■ Directions for this task ■
Copy the records that follow exactly as written, but not their pictures.

[Stored records]
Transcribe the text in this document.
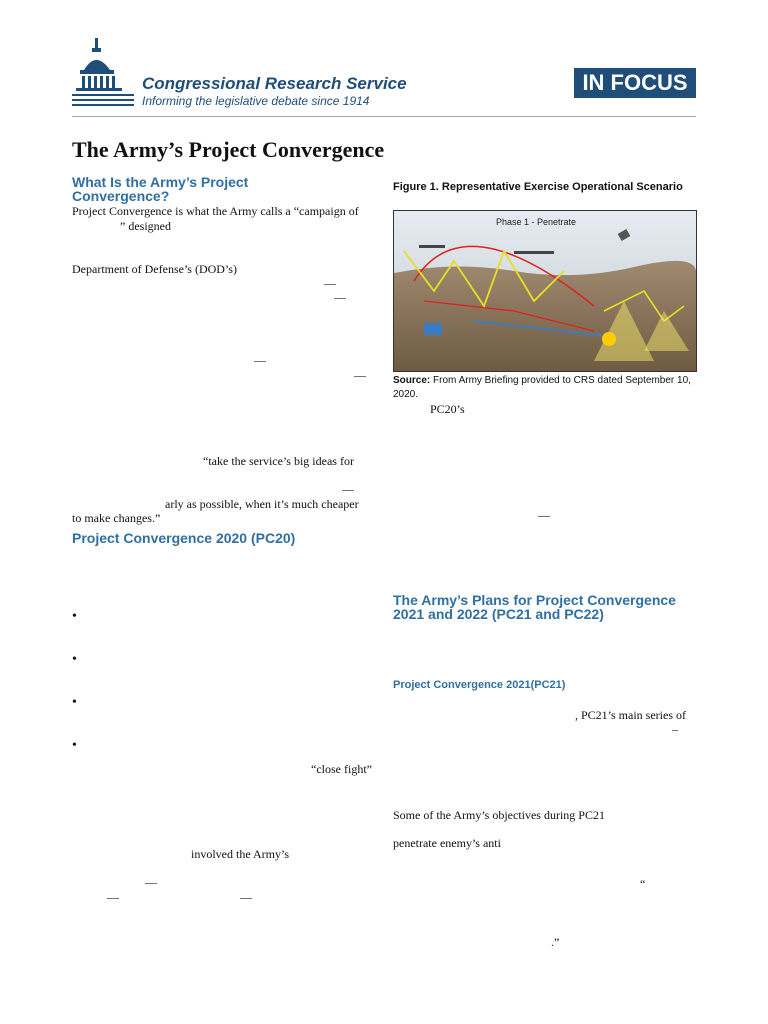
Congressional Research Service
Informing the legislative debate since 1914
IN FOCUS
The Army’s Project Convergence
What Is the Army’s Project Convergence?
Project Convergence is what the Army calls a “campaign of
” designed
Department of Defense’s (DOD’s)
—
—
—
—
“take the service’s big ideas for
—
arly as possible, when it’s much cheaper
to make changes.”
Project Convergence 2020 (PC20)
•
•
•
•
“close fight”
involved the Army’s
—
—	—
Figure 1. Representative Exercise Operational Scenario
Phase 1 - Penetrate
Source: From Army Briefing provided to CRS dated September 10, 2020.
PC20’s
—
The Army’s Plans for Project Convergence 2021 and 2022 (PC21 and PC22)
Project Convergence 2021(PC21)
, PC21’s main series of
–
Some of the Army’s objectives during PC21
penetrate enemy’s anti
“
.”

■ Complete answer ■
Transcribe the text in this document.
Congressional Research Service
Informing the legislative debate since 1914
IN FOCUS
The Army’s Project Convergence
What Is the Army’s Project Convergence?
Project Convergence is what the Army calls a “campaign of
” designed
Department of Defense’s (DOD’s)
—
—
—
—
“take the service’s big ideas for
—
arly as possible, when it’s much cheaper
to make changes.”
Project Convergence 2020 (PC20)
•
•
•
•
“close fight”
involved the Army’s
—
—	—
Figure 1. Representative Exercise Operational Scenario
Phase 1 - Penetrate
Source: From Army Briefing provided to CRS dated September 10, 2020.
PC20’s
—
The Army’s Plans for Project Convergence 2021 and 2022 (PC21 and PC22)
Project Convergence 2021(PC21)
, PC21’s main series of
–
Some of the Army’s objectives during PC21
penetrate enemy’s anti
“
.”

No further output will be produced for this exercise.